**Task statement**
Search the records below for the word "Advanced" and show every line where it occurs.

(Data records)
((
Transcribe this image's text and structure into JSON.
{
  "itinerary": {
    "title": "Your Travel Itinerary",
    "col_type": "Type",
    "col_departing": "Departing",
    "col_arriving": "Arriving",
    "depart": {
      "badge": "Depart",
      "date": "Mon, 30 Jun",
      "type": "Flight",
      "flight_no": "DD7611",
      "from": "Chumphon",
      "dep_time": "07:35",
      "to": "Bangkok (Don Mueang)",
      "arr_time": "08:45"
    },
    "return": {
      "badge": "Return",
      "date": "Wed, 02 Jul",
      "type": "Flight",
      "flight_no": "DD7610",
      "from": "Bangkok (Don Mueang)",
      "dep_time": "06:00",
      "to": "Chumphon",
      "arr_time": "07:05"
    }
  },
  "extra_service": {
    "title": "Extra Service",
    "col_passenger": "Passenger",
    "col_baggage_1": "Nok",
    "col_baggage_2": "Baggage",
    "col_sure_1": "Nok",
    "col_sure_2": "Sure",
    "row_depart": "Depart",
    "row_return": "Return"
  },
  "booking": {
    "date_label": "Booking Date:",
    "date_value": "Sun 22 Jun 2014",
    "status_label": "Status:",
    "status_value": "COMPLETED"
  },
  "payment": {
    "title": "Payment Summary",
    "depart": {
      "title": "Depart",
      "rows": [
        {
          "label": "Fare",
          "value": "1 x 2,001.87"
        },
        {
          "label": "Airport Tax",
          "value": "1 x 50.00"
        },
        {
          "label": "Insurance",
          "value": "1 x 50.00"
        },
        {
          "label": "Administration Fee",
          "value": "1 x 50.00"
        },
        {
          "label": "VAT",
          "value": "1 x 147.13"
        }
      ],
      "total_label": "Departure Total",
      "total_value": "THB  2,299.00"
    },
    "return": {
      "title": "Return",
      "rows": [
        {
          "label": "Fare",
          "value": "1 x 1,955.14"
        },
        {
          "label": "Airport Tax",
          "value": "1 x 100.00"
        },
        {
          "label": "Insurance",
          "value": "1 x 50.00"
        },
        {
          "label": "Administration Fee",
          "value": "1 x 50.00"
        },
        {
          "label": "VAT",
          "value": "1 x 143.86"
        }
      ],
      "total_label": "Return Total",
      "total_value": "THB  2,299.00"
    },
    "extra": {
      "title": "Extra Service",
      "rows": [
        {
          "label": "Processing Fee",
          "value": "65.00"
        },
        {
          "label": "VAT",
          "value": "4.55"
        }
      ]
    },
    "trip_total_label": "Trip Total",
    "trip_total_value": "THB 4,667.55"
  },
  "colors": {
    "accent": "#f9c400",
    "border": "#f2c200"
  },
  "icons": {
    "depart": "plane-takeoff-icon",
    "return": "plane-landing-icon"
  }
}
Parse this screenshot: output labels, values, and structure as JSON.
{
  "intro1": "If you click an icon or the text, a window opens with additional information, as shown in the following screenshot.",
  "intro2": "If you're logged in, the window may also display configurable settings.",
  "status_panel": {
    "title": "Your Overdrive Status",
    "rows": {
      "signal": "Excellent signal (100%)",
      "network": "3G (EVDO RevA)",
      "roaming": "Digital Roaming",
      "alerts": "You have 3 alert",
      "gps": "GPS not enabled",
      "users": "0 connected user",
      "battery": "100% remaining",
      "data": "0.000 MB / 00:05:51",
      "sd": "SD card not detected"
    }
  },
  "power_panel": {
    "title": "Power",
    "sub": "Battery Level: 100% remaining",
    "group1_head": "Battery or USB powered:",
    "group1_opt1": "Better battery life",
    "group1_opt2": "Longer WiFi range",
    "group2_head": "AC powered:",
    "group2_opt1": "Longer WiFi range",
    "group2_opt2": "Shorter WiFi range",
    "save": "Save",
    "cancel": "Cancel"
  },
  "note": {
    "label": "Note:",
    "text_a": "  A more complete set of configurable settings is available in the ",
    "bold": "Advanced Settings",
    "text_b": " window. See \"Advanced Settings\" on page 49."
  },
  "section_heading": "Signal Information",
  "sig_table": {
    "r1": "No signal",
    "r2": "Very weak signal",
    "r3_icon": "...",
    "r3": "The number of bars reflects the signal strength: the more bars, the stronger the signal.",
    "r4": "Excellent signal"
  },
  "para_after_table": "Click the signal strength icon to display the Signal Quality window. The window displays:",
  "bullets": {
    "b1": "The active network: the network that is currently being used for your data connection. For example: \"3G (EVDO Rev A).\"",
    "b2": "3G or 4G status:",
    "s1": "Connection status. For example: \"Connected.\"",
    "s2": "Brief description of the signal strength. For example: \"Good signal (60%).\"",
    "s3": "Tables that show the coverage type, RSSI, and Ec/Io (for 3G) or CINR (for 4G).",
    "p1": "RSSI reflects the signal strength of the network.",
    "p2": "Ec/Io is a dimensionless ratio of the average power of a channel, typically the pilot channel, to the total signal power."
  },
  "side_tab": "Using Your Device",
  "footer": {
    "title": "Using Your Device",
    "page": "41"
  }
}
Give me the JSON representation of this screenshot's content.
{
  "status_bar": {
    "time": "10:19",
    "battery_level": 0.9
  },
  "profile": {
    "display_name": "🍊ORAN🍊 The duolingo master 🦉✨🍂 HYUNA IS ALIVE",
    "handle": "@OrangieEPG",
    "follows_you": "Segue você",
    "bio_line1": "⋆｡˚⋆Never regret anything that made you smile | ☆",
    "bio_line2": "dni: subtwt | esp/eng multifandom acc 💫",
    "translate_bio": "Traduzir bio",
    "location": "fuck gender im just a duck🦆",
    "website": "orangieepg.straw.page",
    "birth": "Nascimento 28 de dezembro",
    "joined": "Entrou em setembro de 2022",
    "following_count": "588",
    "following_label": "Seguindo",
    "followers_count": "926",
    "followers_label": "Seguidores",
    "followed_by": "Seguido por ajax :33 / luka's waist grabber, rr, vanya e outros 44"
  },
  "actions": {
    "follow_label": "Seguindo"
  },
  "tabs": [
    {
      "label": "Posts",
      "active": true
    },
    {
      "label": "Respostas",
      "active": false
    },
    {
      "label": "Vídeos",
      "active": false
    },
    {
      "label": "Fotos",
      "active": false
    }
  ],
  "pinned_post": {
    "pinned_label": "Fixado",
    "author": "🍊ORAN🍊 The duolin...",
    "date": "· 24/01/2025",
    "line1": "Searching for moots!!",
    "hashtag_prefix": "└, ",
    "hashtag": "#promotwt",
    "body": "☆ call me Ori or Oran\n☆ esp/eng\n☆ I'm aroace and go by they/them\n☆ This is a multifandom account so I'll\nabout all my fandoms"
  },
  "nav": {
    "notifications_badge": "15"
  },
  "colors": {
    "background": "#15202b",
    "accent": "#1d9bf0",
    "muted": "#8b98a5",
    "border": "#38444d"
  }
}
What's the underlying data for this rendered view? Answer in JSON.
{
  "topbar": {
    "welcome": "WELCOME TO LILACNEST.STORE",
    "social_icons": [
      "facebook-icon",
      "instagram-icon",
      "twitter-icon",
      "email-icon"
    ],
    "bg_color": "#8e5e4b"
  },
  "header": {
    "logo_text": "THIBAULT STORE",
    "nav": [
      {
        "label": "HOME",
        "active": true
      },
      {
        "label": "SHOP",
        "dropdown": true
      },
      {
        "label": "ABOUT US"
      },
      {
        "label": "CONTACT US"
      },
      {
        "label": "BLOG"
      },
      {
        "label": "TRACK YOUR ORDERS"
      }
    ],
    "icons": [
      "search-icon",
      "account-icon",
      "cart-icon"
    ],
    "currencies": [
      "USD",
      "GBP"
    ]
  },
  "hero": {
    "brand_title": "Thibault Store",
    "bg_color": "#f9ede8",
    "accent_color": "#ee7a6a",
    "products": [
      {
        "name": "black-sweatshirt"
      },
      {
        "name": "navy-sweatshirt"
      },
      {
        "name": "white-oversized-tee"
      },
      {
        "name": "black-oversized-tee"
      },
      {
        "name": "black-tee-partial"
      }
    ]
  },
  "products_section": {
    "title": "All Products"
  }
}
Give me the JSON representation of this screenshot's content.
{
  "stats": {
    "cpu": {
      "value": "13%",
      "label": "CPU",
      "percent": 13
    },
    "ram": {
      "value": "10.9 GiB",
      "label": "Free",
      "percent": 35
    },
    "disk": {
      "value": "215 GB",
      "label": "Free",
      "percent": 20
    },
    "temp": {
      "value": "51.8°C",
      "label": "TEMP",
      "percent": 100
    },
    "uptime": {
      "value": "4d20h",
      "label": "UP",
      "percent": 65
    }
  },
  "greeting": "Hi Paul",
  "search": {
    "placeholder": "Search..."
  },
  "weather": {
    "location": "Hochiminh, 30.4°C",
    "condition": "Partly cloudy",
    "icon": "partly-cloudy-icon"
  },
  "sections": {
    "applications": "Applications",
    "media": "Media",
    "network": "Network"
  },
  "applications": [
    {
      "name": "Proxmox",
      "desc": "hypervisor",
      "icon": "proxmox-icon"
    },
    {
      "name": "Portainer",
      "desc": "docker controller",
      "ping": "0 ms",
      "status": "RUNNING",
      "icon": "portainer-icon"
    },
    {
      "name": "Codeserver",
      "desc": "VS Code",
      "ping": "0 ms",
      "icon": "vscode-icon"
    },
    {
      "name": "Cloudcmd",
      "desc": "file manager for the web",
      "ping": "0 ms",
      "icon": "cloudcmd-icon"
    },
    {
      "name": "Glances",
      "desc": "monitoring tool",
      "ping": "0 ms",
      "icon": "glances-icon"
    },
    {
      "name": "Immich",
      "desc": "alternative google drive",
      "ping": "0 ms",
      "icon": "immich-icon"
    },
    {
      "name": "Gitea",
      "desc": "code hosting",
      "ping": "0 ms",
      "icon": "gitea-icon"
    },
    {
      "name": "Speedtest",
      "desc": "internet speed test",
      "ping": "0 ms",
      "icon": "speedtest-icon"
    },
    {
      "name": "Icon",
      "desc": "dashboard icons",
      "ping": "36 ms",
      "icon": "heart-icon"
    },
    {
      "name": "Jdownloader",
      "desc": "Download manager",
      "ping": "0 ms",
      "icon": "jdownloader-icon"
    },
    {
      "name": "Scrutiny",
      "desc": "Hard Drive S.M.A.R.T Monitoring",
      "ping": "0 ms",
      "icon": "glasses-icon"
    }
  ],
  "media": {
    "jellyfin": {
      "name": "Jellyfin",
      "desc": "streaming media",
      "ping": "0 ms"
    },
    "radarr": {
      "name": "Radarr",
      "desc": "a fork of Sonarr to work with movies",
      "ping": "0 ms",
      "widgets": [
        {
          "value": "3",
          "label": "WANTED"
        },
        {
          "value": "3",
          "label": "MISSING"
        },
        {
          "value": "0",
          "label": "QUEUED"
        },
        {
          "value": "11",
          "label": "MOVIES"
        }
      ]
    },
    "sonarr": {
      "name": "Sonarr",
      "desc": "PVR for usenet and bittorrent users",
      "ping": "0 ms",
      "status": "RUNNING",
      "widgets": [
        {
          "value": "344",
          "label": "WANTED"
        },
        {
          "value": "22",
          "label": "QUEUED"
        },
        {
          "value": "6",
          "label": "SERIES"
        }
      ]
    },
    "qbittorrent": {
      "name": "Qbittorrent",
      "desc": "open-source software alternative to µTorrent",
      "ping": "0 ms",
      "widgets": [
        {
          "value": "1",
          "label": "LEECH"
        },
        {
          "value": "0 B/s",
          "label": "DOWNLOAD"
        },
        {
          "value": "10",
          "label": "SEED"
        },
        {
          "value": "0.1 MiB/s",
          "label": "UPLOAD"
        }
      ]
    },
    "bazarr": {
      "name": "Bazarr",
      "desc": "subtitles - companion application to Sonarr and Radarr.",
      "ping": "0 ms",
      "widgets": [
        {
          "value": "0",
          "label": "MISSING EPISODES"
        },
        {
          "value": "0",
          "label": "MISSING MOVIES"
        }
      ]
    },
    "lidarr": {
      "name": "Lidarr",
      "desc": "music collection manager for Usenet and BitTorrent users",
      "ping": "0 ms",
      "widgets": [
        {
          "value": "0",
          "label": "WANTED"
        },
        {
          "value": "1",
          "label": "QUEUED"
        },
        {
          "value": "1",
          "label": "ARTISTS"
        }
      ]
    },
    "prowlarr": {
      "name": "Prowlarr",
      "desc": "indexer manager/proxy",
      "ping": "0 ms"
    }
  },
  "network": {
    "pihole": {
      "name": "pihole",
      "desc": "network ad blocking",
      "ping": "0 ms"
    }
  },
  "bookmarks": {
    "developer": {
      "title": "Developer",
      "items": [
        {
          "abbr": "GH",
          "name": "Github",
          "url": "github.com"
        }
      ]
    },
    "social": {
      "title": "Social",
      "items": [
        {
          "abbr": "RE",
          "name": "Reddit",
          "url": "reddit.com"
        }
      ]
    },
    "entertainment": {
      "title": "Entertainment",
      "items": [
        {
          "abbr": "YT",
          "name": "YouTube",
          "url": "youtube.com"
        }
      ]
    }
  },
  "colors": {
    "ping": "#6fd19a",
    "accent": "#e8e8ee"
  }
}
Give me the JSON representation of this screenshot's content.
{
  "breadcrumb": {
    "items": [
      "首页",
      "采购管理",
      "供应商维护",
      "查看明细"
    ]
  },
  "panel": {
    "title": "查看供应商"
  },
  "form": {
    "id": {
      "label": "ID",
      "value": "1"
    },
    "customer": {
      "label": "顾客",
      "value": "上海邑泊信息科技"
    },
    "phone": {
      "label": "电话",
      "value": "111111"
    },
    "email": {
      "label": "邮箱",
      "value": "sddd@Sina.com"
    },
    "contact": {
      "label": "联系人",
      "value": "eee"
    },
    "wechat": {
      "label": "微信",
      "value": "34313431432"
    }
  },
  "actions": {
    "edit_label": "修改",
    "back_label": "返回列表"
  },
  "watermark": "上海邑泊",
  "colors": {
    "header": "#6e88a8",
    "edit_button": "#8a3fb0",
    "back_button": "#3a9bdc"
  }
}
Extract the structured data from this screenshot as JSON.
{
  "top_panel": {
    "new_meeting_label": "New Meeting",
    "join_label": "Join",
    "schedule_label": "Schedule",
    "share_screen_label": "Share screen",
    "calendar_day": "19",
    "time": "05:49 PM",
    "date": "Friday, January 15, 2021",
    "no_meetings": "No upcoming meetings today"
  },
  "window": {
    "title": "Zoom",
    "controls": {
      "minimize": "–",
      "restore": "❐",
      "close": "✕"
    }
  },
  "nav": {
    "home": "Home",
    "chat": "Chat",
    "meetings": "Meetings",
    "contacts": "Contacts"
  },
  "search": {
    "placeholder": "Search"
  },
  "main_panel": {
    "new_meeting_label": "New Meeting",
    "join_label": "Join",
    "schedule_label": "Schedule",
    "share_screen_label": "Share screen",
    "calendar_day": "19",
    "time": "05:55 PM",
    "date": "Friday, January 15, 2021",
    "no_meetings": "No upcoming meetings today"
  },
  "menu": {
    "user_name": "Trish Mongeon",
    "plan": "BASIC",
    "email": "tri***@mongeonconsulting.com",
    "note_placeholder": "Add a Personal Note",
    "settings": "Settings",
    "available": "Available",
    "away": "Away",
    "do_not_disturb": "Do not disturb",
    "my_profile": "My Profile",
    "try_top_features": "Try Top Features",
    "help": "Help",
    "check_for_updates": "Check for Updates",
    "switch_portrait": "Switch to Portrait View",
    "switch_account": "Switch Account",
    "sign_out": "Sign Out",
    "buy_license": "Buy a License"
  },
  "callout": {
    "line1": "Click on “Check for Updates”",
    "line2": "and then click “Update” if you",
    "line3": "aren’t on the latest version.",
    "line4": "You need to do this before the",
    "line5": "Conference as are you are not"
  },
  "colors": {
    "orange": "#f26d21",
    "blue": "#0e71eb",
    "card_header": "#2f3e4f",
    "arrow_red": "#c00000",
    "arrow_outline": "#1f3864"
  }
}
))
**Expected answer**
    "bold": "Advanced Settings",
    "text_b": " window. See \"Advanced Settings\" on page 49."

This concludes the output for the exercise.